» Your task:
Extract all of the data and reproduce it precisely.

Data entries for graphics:
'''

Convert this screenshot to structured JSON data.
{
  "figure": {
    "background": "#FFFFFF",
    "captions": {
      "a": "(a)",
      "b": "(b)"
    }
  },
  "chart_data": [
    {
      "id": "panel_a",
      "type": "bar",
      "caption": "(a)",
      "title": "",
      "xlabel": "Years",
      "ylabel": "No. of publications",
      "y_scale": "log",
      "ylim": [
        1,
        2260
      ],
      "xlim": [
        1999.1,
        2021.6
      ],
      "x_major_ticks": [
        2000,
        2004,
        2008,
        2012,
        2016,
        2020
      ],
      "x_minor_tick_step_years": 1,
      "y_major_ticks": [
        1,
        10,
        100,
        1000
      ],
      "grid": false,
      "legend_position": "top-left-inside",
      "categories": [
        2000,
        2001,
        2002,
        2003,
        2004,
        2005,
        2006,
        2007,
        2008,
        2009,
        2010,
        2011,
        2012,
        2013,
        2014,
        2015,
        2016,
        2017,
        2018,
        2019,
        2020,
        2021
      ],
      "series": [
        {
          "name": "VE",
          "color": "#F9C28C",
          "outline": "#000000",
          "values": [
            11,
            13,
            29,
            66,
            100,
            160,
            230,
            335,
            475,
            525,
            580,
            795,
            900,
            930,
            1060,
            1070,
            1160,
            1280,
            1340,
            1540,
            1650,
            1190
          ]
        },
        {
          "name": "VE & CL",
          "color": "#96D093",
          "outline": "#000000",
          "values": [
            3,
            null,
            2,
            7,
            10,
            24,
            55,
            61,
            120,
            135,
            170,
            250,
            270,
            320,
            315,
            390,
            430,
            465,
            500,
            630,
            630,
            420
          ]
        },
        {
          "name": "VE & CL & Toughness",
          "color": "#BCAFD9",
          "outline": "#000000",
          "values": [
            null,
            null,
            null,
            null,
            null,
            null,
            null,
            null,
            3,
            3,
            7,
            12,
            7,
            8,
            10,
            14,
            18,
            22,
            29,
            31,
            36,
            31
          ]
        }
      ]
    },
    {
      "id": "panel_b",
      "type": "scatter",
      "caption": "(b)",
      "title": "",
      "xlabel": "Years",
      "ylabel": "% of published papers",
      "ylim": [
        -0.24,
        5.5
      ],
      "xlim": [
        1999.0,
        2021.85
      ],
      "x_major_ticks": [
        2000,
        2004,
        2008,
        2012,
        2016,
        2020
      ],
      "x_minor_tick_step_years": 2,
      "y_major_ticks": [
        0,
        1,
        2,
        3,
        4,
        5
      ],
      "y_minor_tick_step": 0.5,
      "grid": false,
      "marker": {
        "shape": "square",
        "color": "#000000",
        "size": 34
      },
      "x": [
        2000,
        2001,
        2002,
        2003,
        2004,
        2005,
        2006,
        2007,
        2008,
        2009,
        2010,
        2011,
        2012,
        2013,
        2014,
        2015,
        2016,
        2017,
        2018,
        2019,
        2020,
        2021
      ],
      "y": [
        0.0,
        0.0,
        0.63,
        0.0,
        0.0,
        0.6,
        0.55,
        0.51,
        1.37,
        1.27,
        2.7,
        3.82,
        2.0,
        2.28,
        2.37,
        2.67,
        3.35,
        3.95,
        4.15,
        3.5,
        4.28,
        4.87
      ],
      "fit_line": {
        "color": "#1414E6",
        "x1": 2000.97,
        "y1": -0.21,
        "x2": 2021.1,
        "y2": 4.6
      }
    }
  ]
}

'''

» Exercise output:
Convert this screenshot to structured JSON data.
{
  "figure": {
    "background": "#FFFFFF",
    "captions": {
      "a": "(a)",
      "b": "(b)"
    }
  },
  "chart_data": [
    {
      "id": "panel_a",
      "type": "bar",
      "caption": "(a)",
      "title": "",
      "xlabel": "Years",
      "ylabel": "No. of publications",
      "y_scale": "log",
      "ylim": [
        1,
        2260
      ],
      "xlim": [
        1999.1,
        2021.6
      ],
      "x_major_ticks": [
        2000,
        2004,
        2008,
        2012,
        2016,
        2020
      ],
      "x_minor_tick_step_years": 1,
      "y_major_ticks": [
        1,
        10,
        100,
        1000
      ],
      "grid": false,
      "legend_position": "top-left-inside",
      "categories": [
        2000,
        2001,
        2002,
        2003,
        2004,
        2005,
        2006,
        2007,
        2008,
        2009,
        2010,
        2011,
        2012,
        2013,
        2014,
        2015,
        2016,
        2017,
        2018,
        2019,
        2020,
        2021
      ],
      "series": [
        {
          "name": "VE",
          "color": "#F9C28C",
          "outline": "#000000",
          "values": [
            11,
            13,
            29,
            66,
            100,
            160,
            230,
            335,
            475,
            525,
            580,
            795,
            900,
            930,
            1060,
            1070,
            1160,
            1280,
            1340,
            1540,
            1650,
            1190
          ]
        },
        {
          "name": "VE & CL",
          "color": "#96D093",
          "outline": "#000000",
          "values": [
            3,
            null,
            2,
            7,
            10,
            24,
            55,
            61,
            120,
            135,
            170,
            250,
            270,
            320,
            315,
            390,
            430,
            465,
            500,
            630,
            630,
            420
          ]
        },
        {
          "name": "VE & CL & Toughness",
          "color": "#BCAFD9",
          "outline": "#000000",
          "values": [
            null,
            null,
            null,
            null,
            null,
            null,
            null,
            null,
            3,
            3,
            7,
            12,
            7,
            8,
            10,
            14,
            18,
            22,
            29,
            31,
            36,
            31
          ]
        }
      ]
    },
    {
      "id": "panel_b",
      "type": "scatter",
      "caption": "(b)",
      "title": "",
      "xlabel": "Years",
      "ylabel": "% of published papers",
      "ylim": [
        -0.24,
        5.5
      ],
      "xlim": [
        1999.0,
        2021.85
      ],
      "x_major_ticks": [
        2000,
        2004,
        2008,
        2012,
        2016,
        2020
      ],
      "x_minor_tick_step_years": 2,
      "y_major_ticks": [
        0,
        1,
        2,
        3,
        4,
        5
      ],
      "y_minor_tick_step": 0.5,
      "grid": false,
      "marker": {
        "shape": "square",
        "color": "#000000",
        "size": 34
      },
      "x": [
        2000,
        2001,
        2002,
        2003,
        2004,
        2005,
        2006,
        2007,
        2008,
        2009,
        2010,
        2011,
        2012,
        2013,
        2014,
        2015,
        2016,
        2017,
        2018,
        2019,
        2020,
        2021
      ],
      "y": [
        0.0,
        0.0,
        0.63,
        0.0,
        0.0,
        0.6,
        0.55,
        0.51,
        1.37,
        1.27,
        2.7,
        3.82,
        2.0,
        2.28,
        2.37,
        2.67,
        3.35,
        3.95,
        4.15,
        3.5,
        4.28,
        4.87
      ],
      "fit_line": {
        "color": "#1414E6",
        "x1": 2000.97,
        "y1": -0.21,
        "x2": 2021.1,
        "y2": 4.6
      }
    }
  ]
}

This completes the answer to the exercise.